- [OBJECTIVE]: Write out each line in which the string "корп" is present.

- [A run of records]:
☆ ☆ ☆
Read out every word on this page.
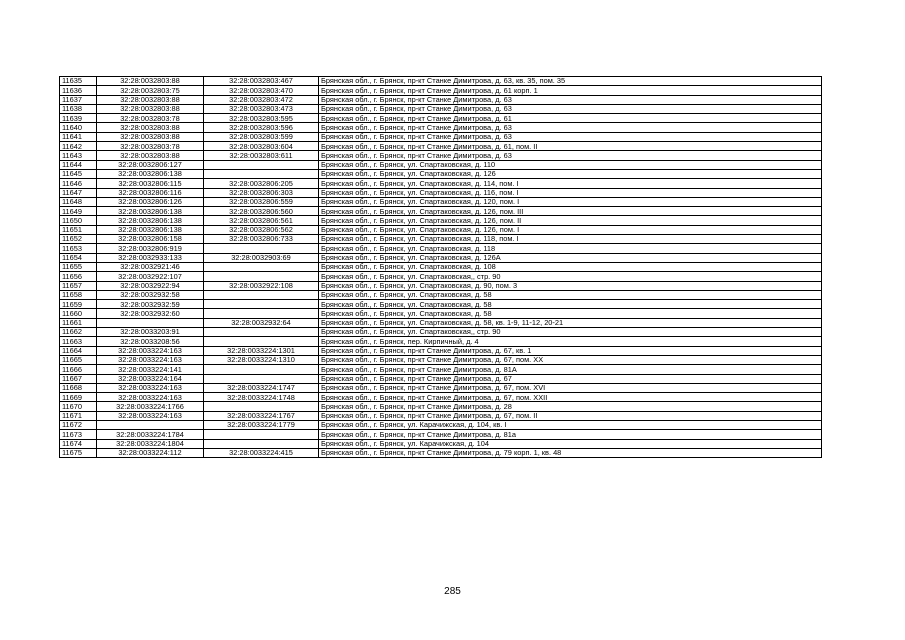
11635	32:28:0032803:88	32:28:0032803:467	Брянская обл., г. Брянск, пр-кт Станке Димитрова, д. 63, кв. 35, пом. 35
11636	32:28:0032803:75	32:28:0032803:470	Брянская обл., г. Брянск, пр-кт Станке Димитрова, д. 61 корп. 1
11637	32:28:0032803:88	32:28:0032803:472	Брянская обл., г. Брянск, пр-кт Станке Димитрова, д. 63
11638	32:28:0032803:88	32:28:0032803:473	Брянская обл., г. Брянск, пр-кт Станке Димитрова, д. 63
11639	32:28:0032803:78	32:28:0032803:595	Брянская обл., г. Брянск, пр-кт Станке Димитрова, д. 61
11640	32:28:0032803:88	32:28:0032803:596	Брянская обл., г. Брянск, пр-кт Станке Димитрова, д. 63
11641	32:28:0032803:88	32:28:0032803:599	Брянская обл., г. Брянск, пр-кт Станке Димитрова, д. 63
11642	32:28:0032803:78	32:28:0032803:604	Брянская обл., г. Брянск, пр-кт Станке Димитрова, д. 61, пом. II
11643	32:28:0032803:88	32:28:0032803:611	Брянская обл., г. Брянск, пр-кт Станке Димитрова, д. 63
11644	32:28:0032806:127		Брянская обл., г. Брянск, ул. Спартаковская, д. 110
11645	32:28:0032806:138		Брянская обл., г. Брянск, ул. Спартаковская, д. 126
11646	32:28:0032806:115	32:28:0032806:205	Брянская обл., г. Брянск, ул. Спартаковская, д. 114, пом. I
11647	32:28:0032806:116	32:28:0032806:303	Брянская обл., г. Брянск, ул. Спартаковская, д. 116, пом. I
11648	32:28:0032806:126	32:28:0032806:559	Брянская обл., г. Брянск, ул. Спартаковская, д. 120, пом. I
11649	32:28:0032806:138	32:28:0032806:560	Брянская обл., г. Брянск, ул. Спартаковская, д. 126, пом. III
11650	32:28:0032806:138	32:28:0032806:561	Брянская обл., г. Брянск, ул. Спартаковская, д. 126, пом. II
11651	32:28:0032806:138	32:28:0032806:562	Брянская обл., г. Брянск, ул. Спартаковская, д. 126, пом. I
11652	32:28:0032806:158	32:28:0032806:733	Брянская обл., г. Брянск, ул. Спартаковская, д. 118, пом. I
11653	32:28:0032806:919		Брянская обл., г. Брянск, ул. Спартаковская, д. 118
11654	32:28:0032933:133	32:28:0032903:69	Брянская обл., г. Брянск, ул. Спартаковская, д. 126А
11655	32:28:0032921:46		Брянская обл., г. Брянск, ул. Спартаковская, д. 108
11656	32:28:0032922:107		Брянская обл., г. Брянск, ул. Спартаковская,, стр. 90
11657	32:28:0032922:94	32:28:0032922:108	Брянская обл., г. Брянск, ул. Спартаковская, д. 90, пом. 3
11658	32:28:0032932:58		Брянская обл., г. Брянск, ул. Спартаковская, д. 58
11659	32:28:0032932:59		Брянская обл., г. Брянск, ул. Спартаковская, д. 58
11660	32:28:0032932:60		Брянская обл., г. Брянск, ул. Спартаковская, д. 58
11661		32:28:0032932:64	Брянская обл., г. Брянск, ул. Спартаковская, д. 58, кв. 1-9, 11-12, 20-21
11662	32:28:0033203:91		Брянская обл., г. Брянск, ул. Спартаковская,, стр. 90
11663	32:28:0033208:56		Брянская обл., г. Брянск, пер. Кирпичный, д. 4
11664	32:28:0033224:163	32:28:0033224:1301	Брянская обл., г. Брянск, пр-кт Станке Димитрова, д. 67, кв. 1
11665	32:28:0033224:163	32:28:0033224:1310	Брянская обл., г. Брянск, пр-кт Станке Димитрова, д. 67, пом. XX
11666	32:28:0033224:141		Брянская обл., г. Брянск, пр-кт Станке Димитрова, д. 81А
11667	32:28:0033224:164		Брянская обл., г. Брянск, пр-кт Станке Димитрова, д. 67
11668	32:28:0033224:163	32:28:0033224:1747	Брянская обл., г. Брянск, пр-кт Станке Димитрова, д. 67, пом. XVI
11669	32:28:0033224:163	32:28:0033224:1748	Брянская обл., г. Брянск, пр-кт Станке Димитрова, д. 67, пом. XXII
11670	32:28:0033224:1766		Брянская обл., г. Брянск, пр-кт Станке Димитрова, д. 28
11671	32:28:0033224:163	32:28:0033224:1767	Брянская обл., г. Брянск, пр-кт Станке Димитрова, д. 67, пом. II
11672		32:28:0033224:1779	Брянская обл., г. Брянск, ул. Карачижская, д. 104, кв. I
11673	32:28:0033224:1784		Брянская обл., г. Брянск, пр-кт Станке Димитрова, д. 81а
11674	32:28:0033224:1804		Брянская обл., г. Брянск, ул. Карачижская, д. 104
11675	32:28:0033224:112	32:28:0033224:415	Брянская обл., г. Брянск, пр-кт Станке Димитрова, д. 79 корп. 1, кв. 48
285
☆ ☆ ☆
- [FINISHED EXERCISE]:
11636	32:28:0032803:75	32:28:0032803:470	Брянская обл., г. Брянск, пр-кт Станке Димитрова, д. 61 корп. 1
11675	32:28:0033224:112	32:28:0033224:415	Брянская обл., г. Брянск, пр-кт Станке Димитрова, д. 79 корп. 1, кв. 48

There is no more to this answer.